### The request
Among the entries, which lines carry the string "Ctrl"? Copy each of them.

### Exercise input
◇ ◇ ◇ ◇
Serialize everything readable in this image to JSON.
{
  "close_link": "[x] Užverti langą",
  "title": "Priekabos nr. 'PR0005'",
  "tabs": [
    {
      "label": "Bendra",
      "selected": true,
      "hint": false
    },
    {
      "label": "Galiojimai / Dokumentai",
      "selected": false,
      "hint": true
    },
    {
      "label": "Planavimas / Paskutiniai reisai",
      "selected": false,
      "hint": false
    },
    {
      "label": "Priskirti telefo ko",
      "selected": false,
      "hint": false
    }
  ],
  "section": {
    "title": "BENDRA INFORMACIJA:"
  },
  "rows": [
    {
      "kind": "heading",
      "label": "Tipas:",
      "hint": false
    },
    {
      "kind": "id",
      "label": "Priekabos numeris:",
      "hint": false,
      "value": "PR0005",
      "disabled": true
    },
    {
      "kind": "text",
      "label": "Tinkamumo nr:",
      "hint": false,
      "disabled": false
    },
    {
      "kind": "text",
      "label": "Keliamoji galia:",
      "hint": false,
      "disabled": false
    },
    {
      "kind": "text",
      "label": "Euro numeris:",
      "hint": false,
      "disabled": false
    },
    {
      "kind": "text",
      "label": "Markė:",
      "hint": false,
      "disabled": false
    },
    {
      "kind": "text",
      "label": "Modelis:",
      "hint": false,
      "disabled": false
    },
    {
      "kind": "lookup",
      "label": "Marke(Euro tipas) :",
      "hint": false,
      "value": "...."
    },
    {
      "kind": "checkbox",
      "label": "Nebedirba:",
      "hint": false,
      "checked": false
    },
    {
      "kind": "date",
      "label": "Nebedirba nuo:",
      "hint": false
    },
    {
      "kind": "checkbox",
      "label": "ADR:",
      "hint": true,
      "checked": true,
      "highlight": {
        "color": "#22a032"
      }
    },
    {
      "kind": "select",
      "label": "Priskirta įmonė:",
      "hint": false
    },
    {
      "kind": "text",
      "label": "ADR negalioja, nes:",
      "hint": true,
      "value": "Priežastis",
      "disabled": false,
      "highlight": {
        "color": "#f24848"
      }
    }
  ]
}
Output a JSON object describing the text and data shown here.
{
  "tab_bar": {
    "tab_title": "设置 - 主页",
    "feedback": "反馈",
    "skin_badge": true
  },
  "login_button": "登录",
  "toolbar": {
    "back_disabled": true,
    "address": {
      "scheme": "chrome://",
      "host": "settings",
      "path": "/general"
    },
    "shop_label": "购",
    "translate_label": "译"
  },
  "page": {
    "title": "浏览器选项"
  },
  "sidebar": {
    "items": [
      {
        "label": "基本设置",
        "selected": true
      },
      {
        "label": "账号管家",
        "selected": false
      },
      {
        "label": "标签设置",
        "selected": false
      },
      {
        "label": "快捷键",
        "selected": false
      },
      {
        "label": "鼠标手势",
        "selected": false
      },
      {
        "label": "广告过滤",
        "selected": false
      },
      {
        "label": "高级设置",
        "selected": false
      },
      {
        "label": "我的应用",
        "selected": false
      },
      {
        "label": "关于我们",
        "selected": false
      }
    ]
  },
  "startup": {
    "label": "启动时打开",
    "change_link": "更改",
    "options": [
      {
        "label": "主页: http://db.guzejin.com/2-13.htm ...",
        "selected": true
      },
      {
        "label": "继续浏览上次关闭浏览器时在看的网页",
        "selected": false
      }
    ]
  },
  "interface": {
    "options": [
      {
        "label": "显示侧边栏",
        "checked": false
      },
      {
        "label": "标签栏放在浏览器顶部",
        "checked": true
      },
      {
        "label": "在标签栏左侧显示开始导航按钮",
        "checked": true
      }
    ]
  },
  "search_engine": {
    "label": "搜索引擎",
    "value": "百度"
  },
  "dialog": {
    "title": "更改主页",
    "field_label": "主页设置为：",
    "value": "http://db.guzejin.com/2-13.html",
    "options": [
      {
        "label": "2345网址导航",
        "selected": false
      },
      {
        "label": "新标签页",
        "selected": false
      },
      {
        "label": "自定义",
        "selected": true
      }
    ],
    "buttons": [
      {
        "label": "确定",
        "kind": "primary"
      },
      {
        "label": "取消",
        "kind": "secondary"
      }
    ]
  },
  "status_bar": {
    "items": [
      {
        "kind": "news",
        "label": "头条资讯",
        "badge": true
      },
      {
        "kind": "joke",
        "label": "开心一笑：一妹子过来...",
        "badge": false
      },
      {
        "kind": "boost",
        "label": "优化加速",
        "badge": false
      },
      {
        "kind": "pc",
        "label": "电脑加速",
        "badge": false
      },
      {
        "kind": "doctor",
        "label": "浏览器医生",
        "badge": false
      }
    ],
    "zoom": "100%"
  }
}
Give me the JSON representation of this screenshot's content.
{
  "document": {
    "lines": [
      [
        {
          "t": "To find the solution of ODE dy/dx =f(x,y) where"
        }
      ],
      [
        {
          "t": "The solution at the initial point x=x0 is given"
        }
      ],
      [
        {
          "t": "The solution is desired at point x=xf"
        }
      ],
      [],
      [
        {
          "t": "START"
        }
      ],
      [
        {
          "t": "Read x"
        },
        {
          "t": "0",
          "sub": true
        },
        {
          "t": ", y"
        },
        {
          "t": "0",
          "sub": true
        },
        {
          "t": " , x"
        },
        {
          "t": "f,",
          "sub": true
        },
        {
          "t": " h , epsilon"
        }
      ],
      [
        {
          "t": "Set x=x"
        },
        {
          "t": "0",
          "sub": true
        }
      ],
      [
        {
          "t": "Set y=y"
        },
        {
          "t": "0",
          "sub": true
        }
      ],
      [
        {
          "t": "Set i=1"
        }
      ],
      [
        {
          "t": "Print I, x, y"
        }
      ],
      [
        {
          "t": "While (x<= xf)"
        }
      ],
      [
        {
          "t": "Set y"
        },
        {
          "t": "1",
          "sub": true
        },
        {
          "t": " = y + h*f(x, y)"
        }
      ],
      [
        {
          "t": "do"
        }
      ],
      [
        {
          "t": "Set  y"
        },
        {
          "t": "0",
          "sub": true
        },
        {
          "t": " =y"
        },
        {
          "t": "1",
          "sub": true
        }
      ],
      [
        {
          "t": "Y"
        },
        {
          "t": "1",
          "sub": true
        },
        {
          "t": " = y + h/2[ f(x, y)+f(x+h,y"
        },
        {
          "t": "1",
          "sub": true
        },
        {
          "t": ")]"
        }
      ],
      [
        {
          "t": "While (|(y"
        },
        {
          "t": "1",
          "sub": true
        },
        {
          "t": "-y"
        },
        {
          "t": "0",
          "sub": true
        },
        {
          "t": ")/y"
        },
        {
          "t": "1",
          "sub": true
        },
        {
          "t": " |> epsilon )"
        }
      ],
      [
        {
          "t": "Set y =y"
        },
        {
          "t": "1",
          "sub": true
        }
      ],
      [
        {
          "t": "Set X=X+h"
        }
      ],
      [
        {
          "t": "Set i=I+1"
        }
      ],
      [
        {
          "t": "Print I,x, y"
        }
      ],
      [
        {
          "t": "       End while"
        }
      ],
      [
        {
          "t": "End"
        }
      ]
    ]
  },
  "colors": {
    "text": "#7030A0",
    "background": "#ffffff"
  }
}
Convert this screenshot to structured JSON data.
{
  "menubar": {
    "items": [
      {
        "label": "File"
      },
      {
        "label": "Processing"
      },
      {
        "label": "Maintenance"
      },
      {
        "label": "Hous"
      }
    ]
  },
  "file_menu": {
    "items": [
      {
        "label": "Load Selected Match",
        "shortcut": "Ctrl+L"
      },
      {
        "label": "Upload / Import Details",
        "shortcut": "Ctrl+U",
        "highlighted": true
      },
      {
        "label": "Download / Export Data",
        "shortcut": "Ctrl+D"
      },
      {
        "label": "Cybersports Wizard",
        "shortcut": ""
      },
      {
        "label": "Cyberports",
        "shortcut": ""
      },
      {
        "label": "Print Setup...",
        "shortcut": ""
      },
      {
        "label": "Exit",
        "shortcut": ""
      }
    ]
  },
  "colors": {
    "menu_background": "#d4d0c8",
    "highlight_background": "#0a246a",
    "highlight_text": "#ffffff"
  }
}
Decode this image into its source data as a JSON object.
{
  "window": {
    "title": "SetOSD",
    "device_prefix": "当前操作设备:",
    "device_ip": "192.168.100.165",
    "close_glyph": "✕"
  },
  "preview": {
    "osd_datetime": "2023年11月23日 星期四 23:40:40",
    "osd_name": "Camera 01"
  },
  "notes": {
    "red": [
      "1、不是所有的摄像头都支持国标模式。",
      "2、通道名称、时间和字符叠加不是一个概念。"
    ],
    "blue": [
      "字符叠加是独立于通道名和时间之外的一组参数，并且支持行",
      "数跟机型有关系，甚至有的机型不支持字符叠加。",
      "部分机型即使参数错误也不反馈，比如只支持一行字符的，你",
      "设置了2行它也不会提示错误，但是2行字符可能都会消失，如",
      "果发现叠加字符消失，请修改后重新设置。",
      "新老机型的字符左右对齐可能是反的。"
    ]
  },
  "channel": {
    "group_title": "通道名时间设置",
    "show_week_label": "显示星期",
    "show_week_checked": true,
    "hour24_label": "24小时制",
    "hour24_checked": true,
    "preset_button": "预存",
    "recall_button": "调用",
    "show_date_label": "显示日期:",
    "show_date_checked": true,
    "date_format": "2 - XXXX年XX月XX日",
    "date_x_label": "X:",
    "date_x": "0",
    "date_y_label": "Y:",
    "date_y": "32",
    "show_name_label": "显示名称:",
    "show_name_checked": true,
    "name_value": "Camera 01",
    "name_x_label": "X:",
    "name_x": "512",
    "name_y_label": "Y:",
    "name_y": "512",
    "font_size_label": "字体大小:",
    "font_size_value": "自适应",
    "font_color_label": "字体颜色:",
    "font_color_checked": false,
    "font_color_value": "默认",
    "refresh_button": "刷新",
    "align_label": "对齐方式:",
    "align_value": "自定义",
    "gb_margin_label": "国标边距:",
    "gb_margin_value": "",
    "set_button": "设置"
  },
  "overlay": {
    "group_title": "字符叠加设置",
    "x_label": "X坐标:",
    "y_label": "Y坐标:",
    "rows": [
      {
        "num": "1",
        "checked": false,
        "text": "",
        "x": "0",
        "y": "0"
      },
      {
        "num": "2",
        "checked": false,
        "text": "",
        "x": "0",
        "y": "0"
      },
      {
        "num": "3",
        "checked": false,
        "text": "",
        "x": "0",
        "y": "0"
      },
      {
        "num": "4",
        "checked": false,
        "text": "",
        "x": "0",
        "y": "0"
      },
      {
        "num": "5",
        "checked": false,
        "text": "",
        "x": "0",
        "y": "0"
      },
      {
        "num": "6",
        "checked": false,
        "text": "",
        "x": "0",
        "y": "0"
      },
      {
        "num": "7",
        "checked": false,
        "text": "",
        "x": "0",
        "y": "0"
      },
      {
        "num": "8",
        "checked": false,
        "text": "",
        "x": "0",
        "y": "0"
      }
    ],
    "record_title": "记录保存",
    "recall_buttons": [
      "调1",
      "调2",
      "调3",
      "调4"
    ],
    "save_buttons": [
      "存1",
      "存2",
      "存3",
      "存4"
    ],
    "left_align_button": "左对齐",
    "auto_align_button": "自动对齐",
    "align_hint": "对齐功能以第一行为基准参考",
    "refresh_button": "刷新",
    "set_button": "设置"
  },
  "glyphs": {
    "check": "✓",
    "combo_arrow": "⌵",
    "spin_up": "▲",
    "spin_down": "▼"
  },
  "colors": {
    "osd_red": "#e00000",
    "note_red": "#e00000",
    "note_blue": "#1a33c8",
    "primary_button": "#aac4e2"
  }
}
◇ ◇ ◇ ◇
### Exercise result
        "shortcut": "Ctrl+L"
        "shortcut": "Ctrl+U",
        "shortcut": "Ctrl+D"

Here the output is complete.